* Excerpt to read

○ ○ ○ ○ ○ ○ ○

Day 46 of #100DayOfCode — Security (Rate limiting CORS Helmet)

Published: (March 19, 2026 at 09:37 PM EDT)
3 min read
Source: Dev.to

Source: Dev.to

What is Rate Limiting?

Why it matters

It protects your API from:

  • Brute‑force attacks
  • DDoS attempts
  • API abuse

Example (Express.js)

import express from "express";
import rateLimit from "express-rate-limit";

const app = express();

const limiter = rateLimit({
  windowMs: 15 * 60 * 1000, // 15 minutes
  max: 100, // limit each IP
  message: "Too many requests, please try again later."
});

app.use(limiter);

app.get("/", (req, res) => {
  res.send("Hello World!");
});

app.listen(3000);

Use Cases

  • Login endpoints (prevent brute force)
  • Public APIs (avoid spam)
  • Password reset routes

What is CORS?

CORS (Cross‑Origin Resource Sharing) controls which domains can access your backend.

Why it matters

Browsers block requests from unknown origins by default; CORS lets you define who is allowed.

Example (Express.js)

import cors from "cors";

app.use(
  cors({
    origin: "https://yourfrontend.com",
    methods: ["GET", "POST"],
    credentials: true
  })
);

Use Cases

  • Allow frontend (React/Vue) to talk to backend
  • Restrict API access to trusted domains
  • Enable secure cookie sharing

What is Helmet?

Helmet helps secure your app by setting various HTTP headers.

Why it matters

It protects against:

  • XSS (Cross‑Site Scripting)
  • Clickjacking
  • MIME sniffing

Example (Express.js)

import helmet from "helmet";

app.use(helmet());

Use Cases

  • Add security headers automatically
  • Prevent common web vulnerabilities
  • Harden production APIs

Using Rate Limiting, CORS & Helmet Together

When combined, these tools create a strong security layer.

Combined Use Cases

  • Protect login routes from brute‑force + restrict origin + secure headers
  • Secure public APIs from abuse and unauthorized access
  • Build production‑ready backend for SaaS apps
  • Prevent bots while allowing only trusted frontend apps

Real‑World Example: Secure Login API

Goals

  • Prevent brute‑force attacks → Rate Limiting
  • Allow only your frontend → CORS
  • Secure headers → Helmet

Full Example

import express from "express";
import rateLimit from "express-rate-limit";
import cors from "cors";
import helmet from "helmet";

const app = express();

// 1. Helmet (Security Headers)

○ ○ ○ ○ ○ ○ ○

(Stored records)
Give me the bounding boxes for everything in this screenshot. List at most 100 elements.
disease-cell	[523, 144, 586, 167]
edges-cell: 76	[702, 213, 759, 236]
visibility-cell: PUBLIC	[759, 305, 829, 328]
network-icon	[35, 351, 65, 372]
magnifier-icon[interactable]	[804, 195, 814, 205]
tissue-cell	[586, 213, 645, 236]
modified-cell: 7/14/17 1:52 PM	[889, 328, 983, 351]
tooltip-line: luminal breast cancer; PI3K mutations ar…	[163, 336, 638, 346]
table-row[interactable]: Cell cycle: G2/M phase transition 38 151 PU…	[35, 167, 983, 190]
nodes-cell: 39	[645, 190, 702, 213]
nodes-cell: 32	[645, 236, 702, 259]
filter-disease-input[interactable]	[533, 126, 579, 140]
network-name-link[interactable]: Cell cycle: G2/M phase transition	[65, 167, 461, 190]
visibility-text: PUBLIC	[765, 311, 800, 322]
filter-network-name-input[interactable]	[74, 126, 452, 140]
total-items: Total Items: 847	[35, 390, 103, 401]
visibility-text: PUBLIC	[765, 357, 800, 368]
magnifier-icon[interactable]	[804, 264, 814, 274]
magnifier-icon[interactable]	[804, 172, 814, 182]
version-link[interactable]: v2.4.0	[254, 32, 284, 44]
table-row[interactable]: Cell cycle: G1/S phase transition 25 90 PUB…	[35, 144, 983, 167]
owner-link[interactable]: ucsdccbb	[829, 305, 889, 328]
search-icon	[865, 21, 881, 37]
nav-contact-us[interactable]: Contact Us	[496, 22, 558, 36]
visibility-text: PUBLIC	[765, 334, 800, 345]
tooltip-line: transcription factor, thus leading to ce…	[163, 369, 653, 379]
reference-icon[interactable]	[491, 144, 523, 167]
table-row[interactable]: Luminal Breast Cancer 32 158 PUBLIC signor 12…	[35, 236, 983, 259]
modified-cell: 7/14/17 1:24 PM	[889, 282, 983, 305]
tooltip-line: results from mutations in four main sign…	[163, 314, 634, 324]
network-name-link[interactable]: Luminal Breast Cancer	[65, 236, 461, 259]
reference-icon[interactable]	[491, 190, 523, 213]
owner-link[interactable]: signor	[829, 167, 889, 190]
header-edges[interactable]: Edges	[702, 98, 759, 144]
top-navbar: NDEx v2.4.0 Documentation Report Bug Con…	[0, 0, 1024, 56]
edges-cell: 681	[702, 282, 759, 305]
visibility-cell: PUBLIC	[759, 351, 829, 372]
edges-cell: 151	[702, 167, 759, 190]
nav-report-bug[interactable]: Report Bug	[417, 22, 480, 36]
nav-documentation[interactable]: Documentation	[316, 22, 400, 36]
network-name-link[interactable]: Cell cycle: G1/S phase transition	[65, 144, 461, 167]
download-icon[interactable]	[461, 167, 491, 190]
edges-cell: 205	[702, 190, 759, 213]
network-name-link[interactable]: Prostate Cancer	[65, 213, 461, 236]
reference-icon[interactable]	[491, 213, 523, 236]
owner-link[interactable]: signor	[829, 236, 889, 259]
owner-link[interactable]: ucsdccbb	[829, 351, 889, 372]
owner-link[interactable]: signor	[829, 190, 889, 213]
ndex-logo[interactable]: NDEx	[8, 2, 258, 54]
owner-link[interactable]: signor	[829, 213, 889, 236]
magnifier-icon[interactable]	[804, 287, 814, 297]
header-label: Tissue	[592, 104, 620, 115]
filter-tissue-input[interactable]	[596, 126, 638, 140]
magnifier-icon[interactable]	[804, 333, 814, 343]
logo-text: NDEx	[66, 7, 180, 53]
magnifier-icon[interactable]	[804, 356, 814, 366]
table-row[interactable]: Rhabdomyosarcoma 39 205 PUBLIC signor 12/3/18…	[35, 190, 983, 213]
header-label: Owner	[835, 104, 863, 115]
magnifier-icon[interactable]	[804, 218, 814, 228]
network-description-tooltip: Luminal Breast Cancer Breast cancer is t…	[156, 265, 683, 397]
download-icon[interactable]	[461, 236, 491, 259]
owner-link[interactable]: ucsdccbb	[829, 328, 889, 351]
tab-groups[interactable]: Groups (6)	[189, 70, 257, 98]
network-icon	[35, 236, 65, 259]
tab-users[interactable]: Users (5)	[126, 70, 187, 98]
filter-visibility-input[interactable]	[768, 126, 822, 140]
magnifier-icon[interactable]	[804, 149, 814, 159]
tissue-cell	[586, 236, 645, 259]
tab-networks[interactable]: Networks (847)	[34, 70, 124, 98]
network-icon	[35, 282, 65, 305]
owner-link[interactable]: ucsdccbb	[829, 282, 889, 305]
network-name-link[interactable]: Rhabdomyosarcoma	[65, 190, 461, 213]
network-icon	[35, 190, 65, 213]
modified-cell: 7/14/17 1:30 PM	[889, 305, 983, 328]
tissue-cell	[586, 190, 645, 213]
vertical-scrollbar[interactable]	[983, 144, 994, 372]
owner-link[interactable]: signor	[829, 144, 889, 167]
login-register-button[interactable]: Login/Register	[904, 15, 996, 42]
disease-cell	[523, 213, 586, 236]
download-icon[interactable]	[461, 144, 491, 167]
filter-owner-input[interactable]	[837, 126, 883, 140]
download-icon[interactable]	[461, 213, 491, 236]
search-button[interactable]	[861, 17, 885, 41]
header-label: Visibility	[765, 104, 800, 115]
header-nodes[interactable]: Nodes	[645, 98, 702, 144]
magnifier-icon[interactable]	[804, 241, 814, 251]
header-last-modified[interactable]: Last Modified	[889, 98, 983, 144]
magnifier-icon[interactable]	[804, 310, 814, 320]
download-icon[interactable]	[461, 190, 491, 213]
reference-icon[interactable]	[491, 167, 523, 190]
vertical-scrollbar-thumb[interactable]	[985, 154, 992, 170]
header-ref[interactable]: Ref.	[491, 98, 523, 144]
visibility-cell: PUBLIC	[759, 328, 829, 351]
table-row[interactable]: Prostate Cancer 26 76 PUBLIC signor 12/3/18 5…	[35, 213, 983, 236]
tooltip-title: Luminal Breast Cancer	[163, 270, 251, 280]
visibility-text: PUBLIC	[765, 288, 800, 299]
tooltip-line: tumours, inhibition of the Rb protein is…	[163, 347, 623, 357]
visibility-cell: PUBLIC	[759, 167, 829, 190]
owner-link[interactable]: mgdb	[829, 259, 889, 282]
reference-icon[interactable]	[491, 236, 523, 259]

○ ○ ○ ○ ○ ○ ○

* Tasks to complete
a. In the Express security post, what three threats does Helmet guard against?
b. Write the next part of the Express security post, picking up right after its last line.
The rows have nothing to do with the work here.

* Answers to the exercises
a. XSS (Cross-Site Scripting), clickjacking, and MIME sniffing.

b.
app.use(helmet());

// 2. CORS (Allow only frontend)
app.use(
  cors({
    origin: "https://myfrontend.com",
    methods: ["POST"],
    credentials: true
  })
);

// 3. Rate Limiting (Protect login)
const loginLimiter = rateLimit({
  windowMs: 10 * 60 * 1000, // 10 minutes
  max: 5, // only 5 attempts
  message: "Too many login attempts, try again later"
});

app.use(express.json());

// Login Route
app.post("/login", loginLimiter, (req, res) => {
  const { username, password } = req.body;

  if (username === "admin" && password === "1234") {
    return res.send("Login successful");
  }

  res.status(401).send("Invalid credentials");
});

app.listen(3000, () => console.log("Server running on port 3000"));

What’s happening here?

  • Helmet → protects headers automatically
  • CORS → only allows requests from myfrontend.com
  • Rate Limiting → blocks repeated login attempts

This setup significantly reduces attack surfaces.

Final Thoughts

Rate Limiting → prevents abuse
CORS → controls who can access your API
Helmet → secures HTTP headers

Backend security isn’t about adding a single tool; it’s about layering protections. Together, they form a simple yet powerful security baseline for any modern backend. If you’re building APIs and not using these, you’re leaving doors open that attackers are actively looking for.